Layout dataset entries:
****************

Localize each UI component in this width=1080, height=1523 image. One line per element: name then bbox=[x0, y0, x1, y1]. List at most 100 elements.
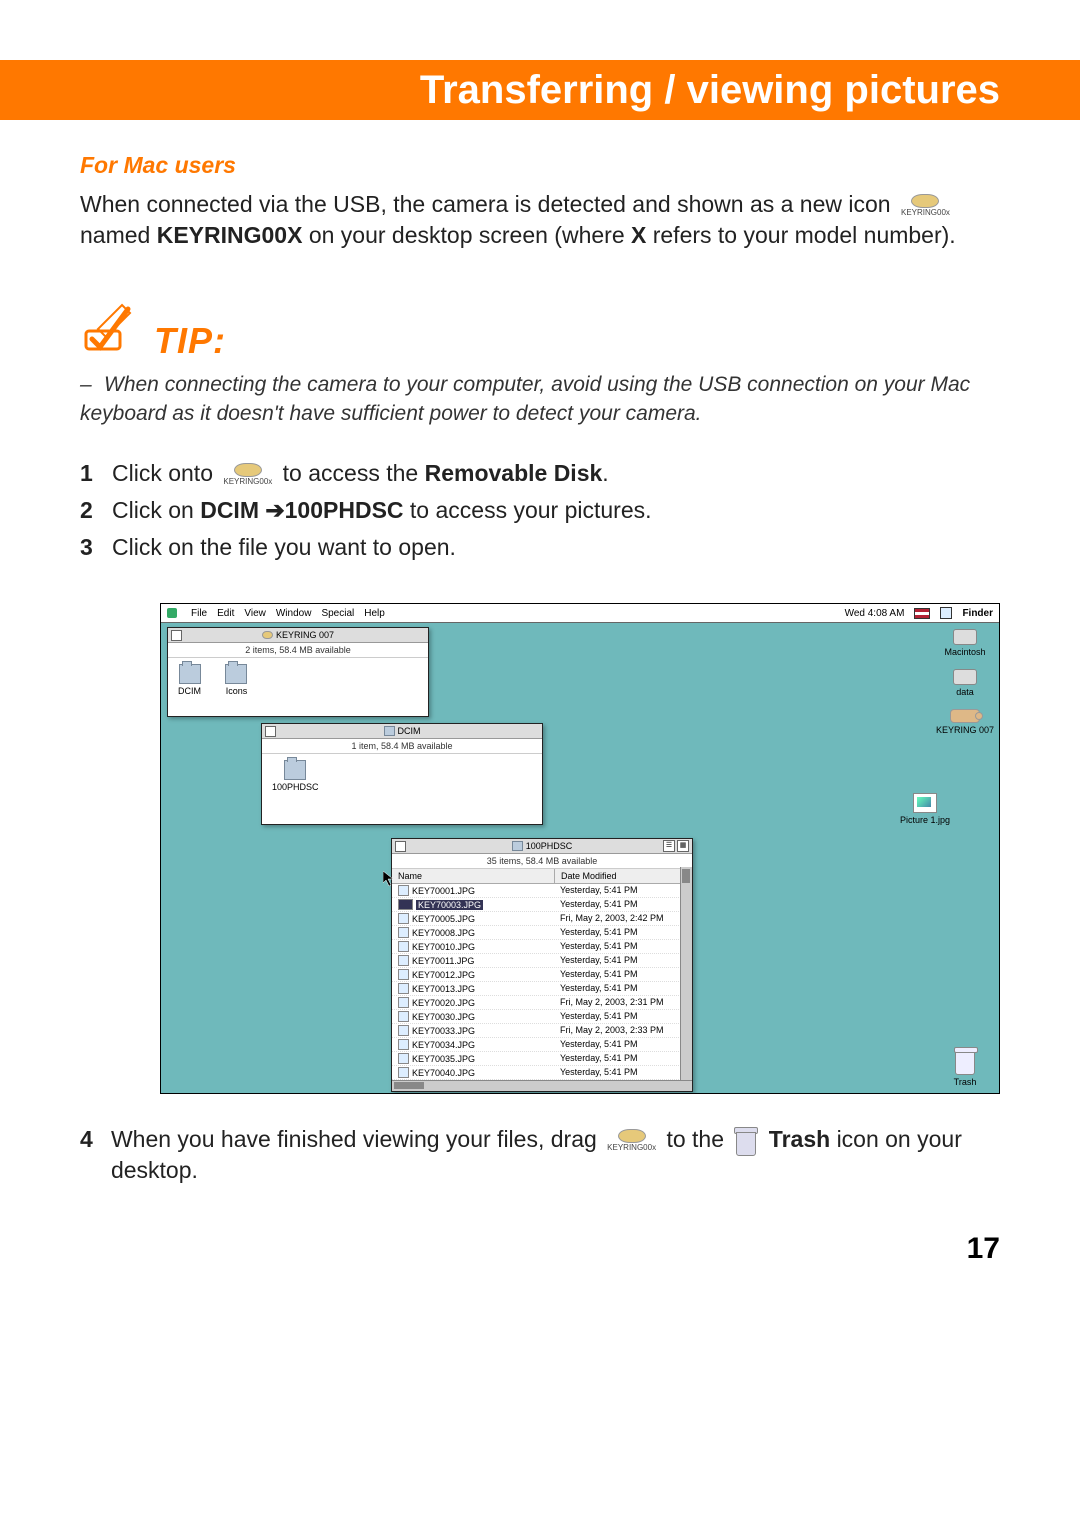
file-row: KEY70008.JPGYesterday, 5:41 PM bbox=[392, 926, 681, 940]
intro-part1: When connected via the USB, the camera i… bbox=[80, 191, 891, 217]
window-keyring: KEYRING 007 2 items, 58.4 MB available D… bbox=[167, 627, 429, 717]
keyring-disk-icon: KEYRING00x bbox=[223, 463, 272, 486]
menu-help: Help bbox=[364, 608, 385, 619]
file-date: Yesterday, 5:41 PM bbox=[554, 1066, 681, 1079]
file-row: KEY70003.JPGYesterday, 5:41 PM bbox=[392, 898, 681, 912]
file-icon bbox=[398, 1025, 409, 1036]
file-row: KEY70020.JPGFri, May 2, 2003, 2:31 PM bbox=[392, 996, 681, 1010]
file-icon bbox=[398, 941, 409, 952]
desktop-icon-label: KEYRING 007 bbox=[935, 725, 995, 735]
menu-special: Special bbox=[321, 608, 354, 619]
file-name: KEY70035.JPG bbox=[412, 1054, 475, 1064]
cursor-icon bbox=[383, 871, 395, 892]
tip-heading: TIP: bbox=[80, 301, 1000, 365]
folder-100phdsc: 100PHDSC bbox=[272, 760, 319, 792]
intro-keyword: KEYRING00X bbox=[157, 222, 303, 248]
menu-view: View bbox=[244, 608, 266, 619]
file-icon bbox=[398, 983, 409, 994]
step-2-bold: DCIM ➔100PHDSC bbox=[200, 497, 403, 523]
step-number: 3 bbox=[80, 532, 98, 563]
window-titlebar: DCIM bbox=[262, 724, 542, 739]
file-name: KEY70033.JPG bbox=[412, 1026, 475, 1036]
window-status: 2 items, 58.4 MB available bbox=[168, 643, 428, 658]
file-name: KEY70003.JPG bbox=[416, 900, 483, 910]
window-title: 100PHDSC bbox=[526, 841, 573, 851]
tip-label: TIP: bbox=[154, 317, 226, 366]
mac-screenshot: File Edit View Window Special Help Wed 4… bbox=[160, 603, 1000, 1094]
col-name: Name bbox=[392, 869, 555, 883]
folder-label: 100PHDSC bbox=[272, 782, 319, 792]
disk-icon bbox=[262, 631, 273, 639]
desktop-icon-trash: Trash bbox=[935, 1051, 995, 1087]
horizontal-scrollbar bbox=[392, 1080, 692, 1091]
file-icon bbox=[398, 927, 409, 938]
file-icon bbox=[398, 1011, 409, 1022]
window-title: KEYRING 007 bbox=[276, 630, 334, 640]
intro-part2e: refers to your model number). bbox=[646, 222, 955, 248]
close-icon bbox=[171, 630, 182, 641]
content: For Mac users When connected via the USB… bbox=[0, 150, 1080, 563]
step-2: 2 Click on DCIM ➔100PHDSC to access your… bbox=[80, 495, 1000, 526]
file-date: Yesterday, 5:41 PM bbox=[554, 954, 681, 967]
step-1-bold: Removable Disk bbox=[425, 460, 603, 486]
file-date: Yesterday, 5:41 PM bbox=[554, 1052, 681, 1065]
file-row: KEY70010.JPGYesterday, 5:41 PM bbox=[392, 940, 681, 954]
window-status: 35 items, 58.4 MB available bbox=[392, 854, 692, 869]
step-1-pre: Click onto bbox=[112, 460, 213, 486]
file-date: Yesterday, 5:41 PM bbox=[554, 968, 681, 981]
desktop-icon-macintosh: Macintosh bbox=[935, 629, 995, 657]
desktop-icon-keyring: KEYRING 007 bbox=[935, 709, 995, 735]
step-1-post: . bbox=[602, 460, 608, 486]
menu-window: Window bbox=[276, 608, 312, 619]
keyring-disk-icon-label: KEYRING00x bbox=[901, 209, 950, 217]
file-list: KEY70001.JPGYesterday, 5:41 PMKEY70003.J… bbox=[392, 884, 692, 1080]
flag-icon bbox=[914, 608, 930, 619]
trash-icon bbox=[734, 1127, 758, 1155]
folder-icon bbox=[512, 841, 523, 851]
page-title: Transferring / viewing pictures bbox=[420, 68, 1000, 113]
section-subhead: For Mac users bbox=[80, 150, 1000, 181]
finder-label: Finder bbox=[962, 608, 993, 619]
step-1: 1 Click onto KEYRING00x to access the Re… bbox=[80, 458, 1000, 489]
file-row: KEY70030.JPGYesterday, 5:41 PM bbox=[392, 1010, 681, 1024]
file-row: KEY70035.JPG Yesterday, 5:41 PM bbox=[392, 1052, 681, 1066]
file-icon bbox=[398, 1039, 409, 1050]
mac-menubar: File Edit View Window Special Help Wed 4… bbox=[161, 604, 999, 623]
file-date: Fri, May 2, 2003, 2:31 PM bbox=[554, 996, 681, 1009]
window-titlebar: 100PHDSC ☰▦ bbox=[392, 839, 692, 854]
file-name: KEY70005.JPG bbox=[412, 914, 475, 924]
window-100phdsc: 100PHDSC ☰▦ 35 items, 58.4 MB available … bbox=[391, 838, 693, 1092]
desktop-icon-label: Trash bbox=[935, 1077, 995, 1087]
step-number: 2 bbox=[80, 495, 98, 526]
keyring-disk-icon: KEYRING00x bbox=[901, 194, 950, 217]
apple-menu-icon bbox=[167, 608, 177, 618]
header-bar: Transferring / viewing pictures bbox=[0, 60, 1080, 120]
view-mode-buttons: ☰▦ bbox=[663, 840, 689, 852]
close-icon bbox=[395, 841, 406, 852]
file-icon bbox=[398, 997, 409, 1008]
step-4-pre: When you have finished viewing your file… bbox=[111, 1126, 597, 1152]
keyring-disk-icon-label: KEYRING00x bbox=[607, 1144, 656, 1152]
page-number: 17 bbox=[0, 1192, 1080, 1266]
file-icon bbox=[398, 913, 409, 924]
step-3: 3 Click on the file you want to open. bbox=[80, 532, 1000, 563]
column-headers: Name Date Modified bbox=[392, 869, 692, 884]
step-4-mid: to the bbox=[666, 1126, 724, 1152]
desktop-icon-label: data bbox=[935, 687, 995, 697]
step-number: 1 bbox=[80, 458, 98, 489]
file-icon bbox=[398, 955, 409, 966]
file-row: KEY70005.JPGFri, May 2, 2003, 2:42 PM bbox=[392, 912, 681, 926]
step-4: 4 When you have finished viewing your fi… bbox=[80, 1124, 1000, 1186]
desktop-icon-data: data bbox=[935, 669, 995, 697]
file-date: Yesterday, 5:41 PM bbox=[554, 982, 681, 995]
file-name: KEY70010.JPG bbox=[412, 942, 475, 952]
file-name: KEY70030.JPG bbox=[412, 1012, 475, 1022]
window-titlebar: KEYRING 007 bbox=[168, 628, 428, 643]
file-row: KEY70040.JPGYesterday, 5:41 PM bbox=[392, 1066, 681, 1080]
step-1-mid: to access the bbox=[283, 460, 425, 486]
manual-page: Transferring / viewing pictures For Mac … bbox=[0, 0, 1080, 1306]
file-name: KEY70011.JPG bbox=[412, 956, 474, 966]
folder-dcim: DCIM bbox=[178, 664, 201, 696]
file-date: Fri, May 2, 2003, 2:33 PM bbox=[554, 1024, 681, 1037]
tip-text-body: When connecting the camera to your compu… bbox=[80, 373, 970, 424]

****************

Edit the lines above by replacing "UI component" with "interface element" throughout and leaving everything else unchanged. Omit the pictures from your answer.

:: FINAL RESULT ::
Localize each interface element in this width=1080, height=1523 image. One line per element: name then bbox=[x0, y0, x1, y1]. List at most 100 elements.
file-row: KEY70008.JPGYesterday, 5:41 PM bbox=[392, 926, 681, 940]
intro-part1: When connected via the USB, the camera i… bbox=[80, 191, 891, 217]
window-keyring: KEYRING 007 2 items, 58.4 MB available D… bbox=[167, 627, 429, 717]
keyring-disk-icon: KEYRING00x bbox=[223, 463, 272, 486]
menu-help: Help bbox=[364, 608, 385, 619]
file-date: Yesterday, 5:41 PM bbox=[554, 1066, 681, 1079]
file-row: KEY70003.JPGYesterday, 5:41 PM bbox=[392, 898, 681, 912]
file-icon bbox=[398, 1025, 409, 1036]
file-row: KEY70020.JPGFri, May 2, 2003, 2:31 PM bbox=[392, 996, 681, 1010]
file-icon bbox=[398, 941, 409, 952]
desktop-icon-label: KEYRING 007 bbox=[935, 725, 995, 735]
menu-special: Special bbox=[321, 608, 354, 619]
file-name: KEY70035.JPG bbox=[412, 1054, 475, 1064]
cursor-icon bbox=[383, 871, 395, 892]
tip-heading: TIP: bbox=[80, 301, 1000, 365]
folder-100phdsc: 100PHDSC bbox=[272, 760, 319, 792]
intro-keyword: KEYRING00X bbox=[157, 222, 303, 248]
menu-view: View bbox=[244, 608, 266, 619]
file-icon bbox=[398, 983, 409, 994]
step-2-bold: DCIM ➔100PHDSC bbox=[200, 497, 403, 523]
step-number: 3 bbox=[80, 532, 98, 563]
window-titlebar: DCIM bbox=[262, 724, 542, 739]
file-name: KEY70033.JPG bbox=[412, 1026, 475, 1036]
window-status: 2 items, 58.4 MB available bbox=[168, 643, 428, 658]
file-name: KEY70003.JPG bbox=[416, 900, 483, 910]
window-title: 100PHDSC bbox=[526, 841, 573, 851]
tip-label: TIP: bbox=[154, 317, 226, 366]
mac-screenshot: File Edit View Window Special Help Wed 4… bbox=[160, 603, 1000, 1094]
col-name: Name bbox=[392, 869, 555, 883]
folder-label: 100PHDSC bbox=[272, 782, 319, 792]
disk-icon bbox=[262, 631, 273, 639]
desktop-icon-trash: Trash bbox=[935, 1051, 995, 1087]
horizontal-scrollbar bbox=[392, 1080, 692, 1091]
file-icon bbox=[398, 927, 409, 938]
file-icon bbox=[398, 1011, 409, 1022]
window-title: KEYRING 007 bbox=[276, 630, 334, 640]
intro-part2e: refers to your model number). bbox=[646, 222, 955, 248]
close-icon bbox=[171, 630, 182, 641]
content: For Mac users When connected via the USB… bbox=[0, 150, 1080, 563]
step-2: 2 Click on DCIM ➔100PHDSC to access your… bbox=[80, 495, 1000, 526]
file-date: Yesterday, 5:41 PM bbox=[554, 954, 681, 967]
step-1-bold: Removable Disk bbox=[425, 460, 603, 486]
file-date: Yesterday, 5:41 PM bbox=[554, 1052, 681, 1065]
file-row: KEY70010.JPGYesterday, 5:41 PM bbox=[392, 940, 681, 954]
window-status: 35 items, 58.4 MB available bbox=[392, 854, 692, 869]
step-1-pre: Click onto bbox=[112, 460, 213, 486]
file-date: Yesterday, 5:41 PM bbox=[554, 968, 681, 981]
desktop-icon-macintosh: Macintosh bbox=[935, 629, 995, 657]
desktop-icon-keyring: KEYRING 007 bbox=[935, 709, 995, 735]
step-1-post: . bbox=[602, 460, 608, 486]
menu-window: Window bbox=[276, 608, 312, 619]
keyring-disk-icon-label: KEYRING00x bbox=[901, 209, 950, 217]
file-list: KEY70001.JPGYesterday, 5:41 PMKEY70003.J… bbox=[392, 884, 692, 1080]
flag-icon bbox=[914, 608, 930, 619]
trash-icon bbox=[734, 1127, 758, 1155]
folder-icon bbox=[512, 841, 523, 851]
page-title: Transferring / viewing pictures bbox=[420, 68, 1000, 113]
section-subhead: For Mac users bbox=[80, 150, 1000, 181]
finder-label: Finder bbox=[962, 608, 993, 619]
step-1: 1 Click onto KEYRING00x to access the Re… bbox=[80, 458, 1000, 489]
file-row: KEY70030.JPGYesterday, 5:41 PM bbox=[392, 1010, 681, 1024]
file-row: KEY70035.JPG Yesterday, 5:41 PM bbox=[392, 1052, 681, 1066]
file-icon bbox=[398, 1039, 409, 1050]
mac-menubar: File Edit View Window Special Help Wed 4… bbox=[161, 604, 999, 623]
file-date: Fri, May 2, 2003, 2:31 PM bbox=[554, 996, 681, 1009]
window-titlebar: 100PHDSC ☰▦ bbox=[392, 839, 692, 854]
file-name: KEY70005.JPG bbox=[412, 914, 475, 924]
window-100phdsc: 100PHDSC ☰▦ 35 items, 58.4 MB available … bbox=[391, 838, 693, 1092]
desktop-icon-label: Trash bbox=[935, 1077, 995, 1087]
step-number: 2 bbox=[80, 495, 98, 526]
keyring-disk-icon: KEYRING00x bbox=[901, 194, 950, 217]
apple-menu-icon bbox=[167, 608, 177, 618]
header-bar: Transferring / viewing pictures bbox=[0, 60, 1080, 120]
view-mode-buttons: ☰▦ bbox=[663, 840, 689, 852]
close-icon bbox=[395, 841, 406, 852]
file-icon bbox=[398, 997, 409, 1008]
step-4-pre: When you have finished viewing your file… bbox=[111, 1126, 597, 1152]
keyring-disk-icon-label: KEYRING00x bbox=[607, 1144, 656, 1152]
page-number: 17 bbox=[0, 1192, 1080, 1266]
file-icon bbox=[398, 913, 409, 924]
step-3: 3 Click on the file you want to open. bbox=[80, 532, 1000, 563]
column-headers: Name Date Modified bbox=[392, 869, 692, 884]
step-4-mid: to the bbox=[666, 1126, 724, 1152]
desktop-icon-label: data bbox=[935, 687, 995, 697]
step-number: 1 bbox=[80, 458, 98, 489]
file-icon bbox=[398, 955, 409, 966]
file-row: KEY70005.JPGFri, May 2, 2003, 2:42 PM bbox=[392, 912, 681, 926]
step-4: 4 When you have finished viewing your fi… bbox=[80, 1124, 1000, 1186]
desktop-icon-data: data bbox=[935, 669, 995, 697]
file-date: Yesterday, 5:41 PM bbox=[554, 982, 681, 995]
file-name: KEY70010.JPG bbox=[412, 942, 475, 952]
file-name: KEY70030.JPG bbox=[412, 1012, 475, 1022]
window-titlebar: KEYRING 007 bbox=[168, 628, 428, 643]
file-row: KEY70040.JPGYesterday, 5:41 PM bbox=[392, 1066, 681, 1080]
step-1-mid: to access the bbox=[283, 460, 425, 486]
manual-page: Transferring / viewing pictures For Mac … bbox=[0, 0, 1080, 1306]
file-name: KEY70011.JPG bbox=[412, 956, 474, 966]
folder-dcim: DCIM bbox=[178, 664, 201, 696]
file-date: Fri, May 2, 2003, 2:33 PM bbox=[554, 1024, 681, 1037]
tip-text-body: When connecting the camera to your compu… bbox=[80, 373, 970, 424]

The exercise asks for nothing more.